++++ Input data ++++

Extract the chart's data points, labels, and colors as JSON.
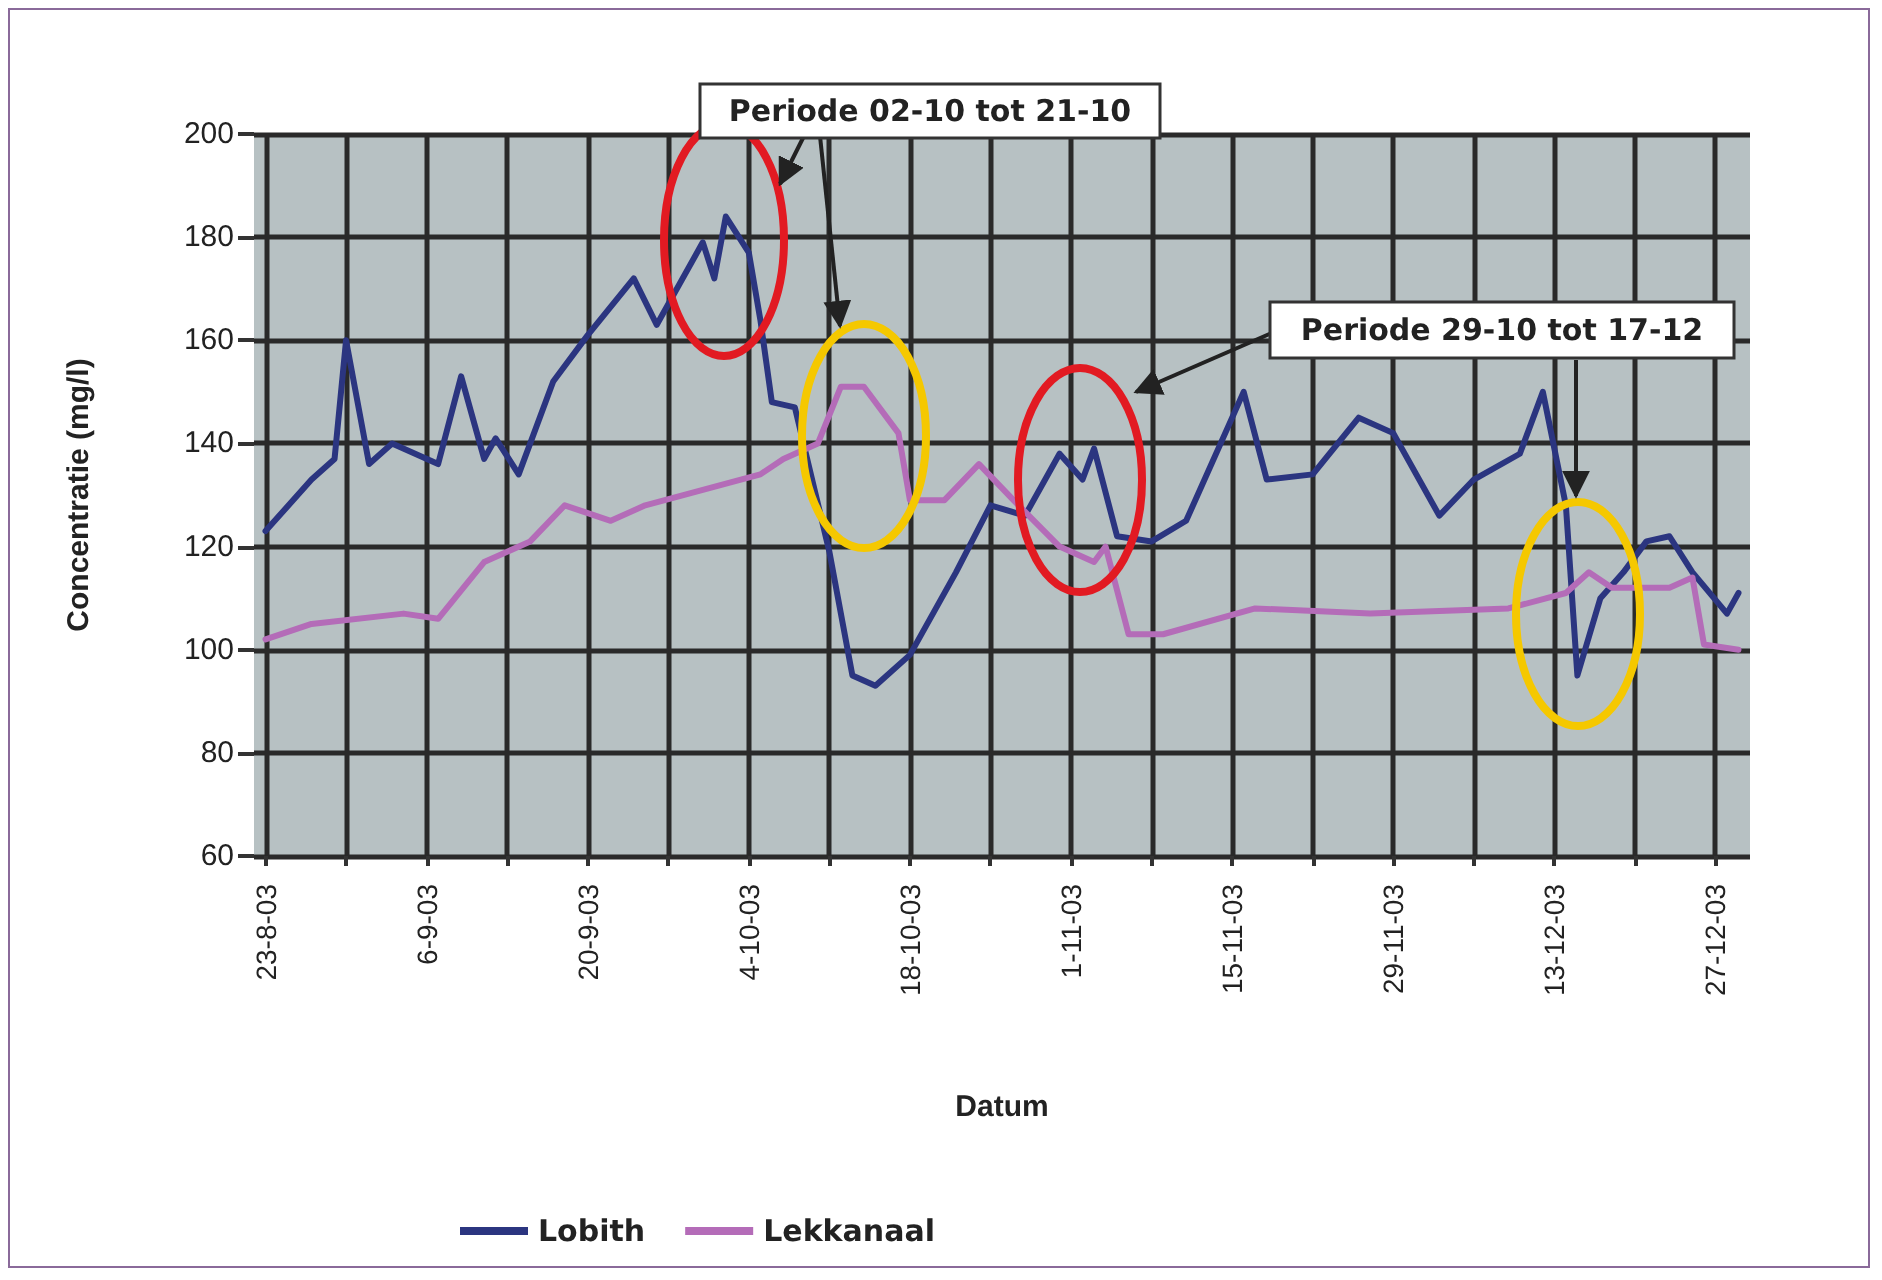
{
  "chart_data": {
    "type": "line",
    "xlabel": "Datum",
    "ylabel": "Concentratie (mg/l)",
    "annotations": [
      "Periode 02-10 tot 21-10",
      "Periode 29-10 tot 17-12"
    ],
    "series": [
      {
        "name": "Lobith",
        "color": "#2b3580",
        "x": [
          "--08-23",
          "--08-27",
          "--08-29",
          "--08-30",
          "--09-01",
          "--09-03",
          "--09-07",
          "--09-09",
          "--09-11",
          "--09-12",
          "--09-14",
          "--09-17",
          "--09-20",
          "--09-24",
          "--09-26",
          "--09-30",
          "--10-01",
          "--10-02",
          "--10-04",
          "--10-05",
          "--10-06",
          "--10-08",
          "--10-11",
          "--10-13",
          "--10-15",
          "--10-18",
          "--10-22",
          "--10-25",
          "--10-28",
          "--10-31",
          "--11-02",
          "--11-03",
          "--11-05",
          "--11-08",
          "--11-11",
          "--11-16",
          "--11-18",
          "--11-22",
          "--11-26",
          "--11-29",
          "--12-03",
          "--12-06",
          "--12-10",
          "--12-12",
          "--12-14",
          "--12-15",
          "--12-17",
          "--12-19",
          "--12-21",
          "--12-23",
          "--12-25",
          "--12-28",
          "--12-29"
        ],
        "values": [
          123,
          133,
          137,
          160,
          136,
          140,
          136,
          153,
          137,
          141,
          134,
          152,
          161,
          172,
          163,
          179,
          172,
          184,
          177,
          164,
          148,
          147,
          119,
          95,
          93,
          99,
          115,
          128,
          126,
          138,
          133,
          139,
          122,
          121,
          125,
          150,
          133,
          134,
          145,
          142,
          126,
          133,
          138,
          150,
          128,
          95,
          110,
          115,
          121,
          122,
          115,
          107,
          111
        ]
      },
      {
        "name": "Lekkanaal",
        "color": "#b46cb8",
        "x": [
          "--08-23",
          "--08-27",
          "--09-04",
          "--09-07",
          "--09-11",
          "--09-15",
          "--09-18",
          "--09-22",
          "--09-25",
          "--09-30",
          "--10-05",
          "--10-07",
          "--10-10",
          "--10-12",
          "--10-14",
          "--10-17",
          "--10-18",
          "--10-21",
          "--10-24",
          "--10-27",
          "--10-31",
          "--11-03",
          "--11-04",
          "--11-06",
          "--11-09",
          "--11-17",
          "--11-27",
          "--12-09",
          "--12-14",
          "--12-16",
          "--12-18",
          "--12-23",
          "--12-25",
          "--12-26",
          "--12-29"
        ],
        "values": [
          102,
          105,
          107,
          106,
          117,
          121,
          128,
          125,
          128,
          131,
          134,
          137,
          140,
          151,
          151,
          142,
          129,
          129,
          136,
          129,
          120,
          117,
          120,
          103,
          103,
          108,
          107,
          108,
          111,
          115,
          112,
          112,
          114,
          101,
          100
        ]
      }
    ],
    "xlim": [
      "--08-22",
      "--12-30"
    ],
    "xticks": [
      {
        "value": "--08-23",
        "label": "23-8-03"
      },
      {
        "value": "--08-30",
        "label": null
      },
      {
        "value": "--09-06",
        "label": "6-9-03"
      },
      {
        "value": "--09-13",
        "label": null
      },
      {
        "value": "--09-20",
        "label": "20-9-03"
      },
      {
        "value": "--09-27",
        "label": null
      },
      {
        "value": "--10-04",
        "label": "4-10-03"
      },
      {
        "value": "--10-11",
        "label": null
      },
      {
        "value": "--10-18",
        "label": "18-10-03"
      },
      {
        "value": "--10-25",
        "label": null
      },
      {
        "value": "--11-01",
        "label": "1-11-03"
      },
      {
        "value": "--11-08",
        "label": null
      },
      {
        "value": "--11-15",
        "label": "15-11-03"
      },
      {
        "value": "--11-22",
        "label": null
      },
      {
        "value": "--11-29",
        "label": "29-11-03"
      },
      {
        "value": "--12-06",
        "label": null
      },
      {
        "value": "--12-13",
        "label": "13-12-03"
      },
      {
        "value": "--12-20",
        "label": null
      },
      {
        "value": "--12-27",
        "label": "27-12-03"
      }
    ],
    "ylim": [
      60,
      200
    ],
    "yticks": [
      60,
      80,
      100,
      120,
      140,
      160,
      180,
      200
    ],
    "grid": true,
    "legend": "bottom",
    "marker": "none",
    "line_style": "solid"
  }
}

++++

What you are asked to do: Copy the listing exactly. Any image in it stays out of the copy.

Output:
Extract the chart's data points, labels, and colors as JSON.
{
  "chart_data": {
    "type": "line",
    "xlabel": "Datum",
    "ylabel": "Concentratie (mg/l)",
    "annotations": [
      "Periode 02-10 tot 21-10",
      "Periode 29-10 tot 17-12"
    ],
    "series": [
      {
        "name": "Lobith",
        "color": "#2b3580",
        "x": [
          "--08-23",
          "--08-27",
          "--08-29",
          "--08-30",
          "--09-01",
          "--09-03",
          "--09-07",
          "--09-09",
          "--09-11",
          "--09-12",
          "--09-14",
          "--09-17",
          "--09-20",
          "--09-24",
          "--09-26",
          "--09-30",
          "--10-01",
          "--10-02",
          "--10-04",
          "--10-05",
          "--10-06",
          "--10-08",
          "--10-11",
          "--10-13",
          "--10-15",
          "--10-18",
          "--10-22",
          "--10-25",
          "--10-28",
          "--10-31",
          "--11-02",
          "--11-03",
          "--11-05",
          "--11-08",
          "--11-11",
          "--11-16",
          "--11-18",
          "--11-22",
          "--11-26",
          "--11-29",
          "--12-03",
          "--12-06",
          "--12-10",
          "--12-12",
          "--12-14",
          "--12-15",
          "--12-17",
          "--12-19",
          "--12-21",
          "--12-23",
          "--12-25",
          "--12-28",
          "--12-29"
        ],
        "values": [
          123,
          133,
          137,
          160,
          136,
          140,
          136,
          153,
          137,
          141,
          134,
          152,
          161,
          172,
          163,
          179,
          172,
          184,
          177,
          164,
          148,
          147,
          119,
          95,
          93,
          99,
          115,
          128,
          126,
          138,
          133,
          139,
          122,
          121,
          125,
          150,
          133,
          134,
          145,
          142,
          126,
          133,
          138,
          150,
          128,
          95,
          110,
          115,
          121,
          122,
          115,
          107,
          111
        ]
      },
      {
        "name": "Lekkanaal",
        "color": "#b46cb8",
        "x": [
          "--08-23",
          "--08-27",
          "--09-04",
          "--09-07",
          "--09-11",
          "--09-15",
          "--09-18",
          "--09-22",
          "--09-25",
          "--09-30",
          "--10-05",
          "--10-07",
          "--10-10",
          "--10-12",
          "--10-14",
          "--10-17",
          "--10-18",
          "--10-21",
          "--10-24",
          "--10-27",
          "--10-31",
          "--11-03",
          "--11-04",
          "--11-06",
          "--11-09",
          "--11-17",
          "--11-27",
          "--12-09",
          "--12-14",
          "--12-16",
          "--12-18",
          "--12-23",
          "--12-25",
          "--12-26",
          "--12-29"
        ],
        "values": [
          102,
          105,
          107,
          106,
          117,
          121,
          128,
          125,
          128,
          131,
          134,
          137,
          140,
          151,
          151,
          142,
          129,
          129,
          136,
          129,
          120,
          117,
          120,
          103,
          103,
          108,
          107,
          108,
          111,
          115,
          112,
          112,
          114,
          101,
          100
        ]
      }
    ],
    "xlim": [
      "--08-22",
      "--12-30"
    ],
    "xticks": [
      {
        "value": "--08-23",
        "label": "23-8-03"
      },
      {
        "value": "--08-30",
        "label": null
      },
      {
        "value": "--09-06",
        "label": "6-9-03"
      },
      {
        "value": "--09-13",
        "label": null
      },
      {
        "value": "--09-20",
        "label": "20-9-03"
      },
      {
        "value": "--09-27",
        "label": null
      },
      {
        "value": "--10-04",
        "label": "4-10-03"
      },
      {
        "value": "--10-11",
        "label": null
      },
      {
        "value": "--10-18",
        "label": "18-10-03"
      },
      {
        "value": "--10-25",
        "label": null
      },
      {
        "value": "--11-01",
        "label": "1-11-03"
      },
      {
        "value": "--11-08",
        "label": null
      },
      {
        "value": "--11-15",
        "label": "15-11-03"
      },
      {
        "value": "--11-22",
        "label": null
      },
      {
        "value": "--11-29",
        "label": "29-11-03"
      },
      {
        "value": "--12-06",
        "label": null
      },
      {
        "value": "--12-13",
        "label": "13-12-03"
      },
      {
        "value": "--12-20",
        "label": null
      },
      {
        "value": "--12-27",
        "label": "27-12-03"
      }
    ],
    "ylim": [
      60,
      200
    ],
    "yticks": [
      60,
      80,
      100,
      120,
      140,
      160,
      180,
      200
    ],
    "grid": true,
    "legend": "bottom",
    "marker": "none",
    "line_style": "solid"
  }
}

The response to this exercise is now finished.